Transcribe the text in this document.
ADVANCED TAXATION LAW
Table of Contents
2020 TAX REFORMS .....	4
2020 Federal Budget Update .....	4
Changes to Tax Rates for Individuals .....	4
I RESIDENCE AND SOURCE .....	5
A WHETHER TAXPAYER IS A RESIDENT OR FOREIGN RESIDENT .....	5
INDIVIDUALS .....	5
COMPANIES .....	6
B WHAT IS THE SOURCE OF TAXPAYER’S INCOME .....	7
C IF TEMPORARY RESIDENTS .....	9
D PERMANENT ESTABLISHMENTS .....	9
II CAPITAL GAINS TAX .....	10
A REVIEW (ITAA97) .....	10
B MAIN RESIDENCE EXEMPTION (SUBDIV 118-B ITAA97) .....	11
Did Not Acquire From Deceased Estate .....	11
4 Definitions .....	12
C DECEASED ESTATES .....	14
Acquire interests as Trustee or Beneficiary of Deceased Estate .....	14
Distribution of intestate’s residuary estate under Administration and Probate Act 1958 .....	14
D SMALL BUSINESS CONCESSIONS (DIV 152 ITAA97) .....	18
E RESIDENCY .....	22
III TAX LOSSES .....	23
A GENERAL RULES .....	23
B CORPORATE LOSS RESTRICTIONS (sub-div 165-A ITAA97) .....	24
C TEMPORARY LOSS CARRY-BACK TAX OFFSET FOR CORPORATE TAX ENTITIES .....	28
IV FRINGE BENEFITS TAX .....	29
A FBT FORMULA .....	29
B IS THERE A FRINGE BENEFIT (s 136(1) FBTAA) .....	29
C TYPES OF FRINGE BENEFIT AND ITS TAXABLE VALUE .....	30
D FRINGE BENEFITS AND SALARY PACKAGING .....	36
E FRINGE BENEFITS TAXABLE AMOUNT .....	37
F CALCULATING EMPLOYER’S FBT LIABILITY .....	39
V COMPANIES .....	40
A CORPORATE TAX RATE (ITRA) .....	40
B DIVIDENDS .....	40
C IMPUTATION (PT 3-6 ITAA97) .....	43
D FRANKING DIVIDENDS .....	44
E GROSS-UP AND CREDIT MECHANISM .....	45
______________________________
• _Stated goal_
Type out all of the material again, word for word.

• _Solution to this exercise_
Transcribe the text in this document.
ADVANCED TAXATION LAW
Table of Contents
2020 TAX REFORMS .....	4
2020 Federal Budget Update .....	4
Changes to Tax Rates for Individuals .....	4
I RESIDENCE AND SOURCE .....	5
A WHETHER TAXPAYER IS A RESIDENT OR FOREIGN RESIDENT .....	5
INDIVIDUALS .....	5
COMPANIES .....	6
B WHAT IS THE SOURCE OF TAXPAYER’S INCOME .....	7
C IF TEMPORARY RESIDENTS .....	9
D PERMANENT ESTABLISHMENTS .....	9
II CAPITAL GAINS TAX .....	10
A REVIEW (ITAA97) .....	10
B MAIN RESIDENCE EXEMPTION (SUBDIV 118-B ITAA97) .....	11
Did Not Acquire From Deceased Estate .....	11
4 Definitions .....	12
C DECEASED ESTATES .....	14
Acquire interests as Trustee or Beneficiary of Deceased Estate .....	14
Distribution of intestate’s residuary estate under Administration and Probate Act 1958 .....	14
D SMALL BUSINESS CONCESSIONS (DIV 152 ITAA97) .....	18
E RESIDENCY .....	22
III TAX LOSSES .....	23
A GENERAL RULES .....	23
B CORPORATE LOSS RESTRICTIONS (sub-div 165-A ITAA97) .....	24
C TEMPORARY LOSS CARRY-BACK TAX OFFSET FOR CORPORATE TAX ENTITIES .....	28
IV FRINGE BENEFITS TAX .....	29
A FBT FORMULA .....	29
B IS THERE A FRINGE BENEFIT (s 136(1) FBTAA) .....	29
C TYPES OF FRINGE BENEFIT AND ITS TAXABLE VALUE .....	30
D FRINGE BENEFITS AND SALARY PACKAGING .....	36
E FRINGE BENEFITS TAXABLE AMOUNT .....	37
F CALCULATING EMPLOYER’S FBT LIABILITY .....	39
V COMPANIES .....	40
A CORPORATE TAX RATE (ITRA) .....	40
B DIVIDENDS .....	40
C IMPUTATION (PT 3-6 ITAA97) .....	43
D FRANKING DIVIDENDS .....	44
E GROSS-UP AND CREDIT MECHANISM .....	45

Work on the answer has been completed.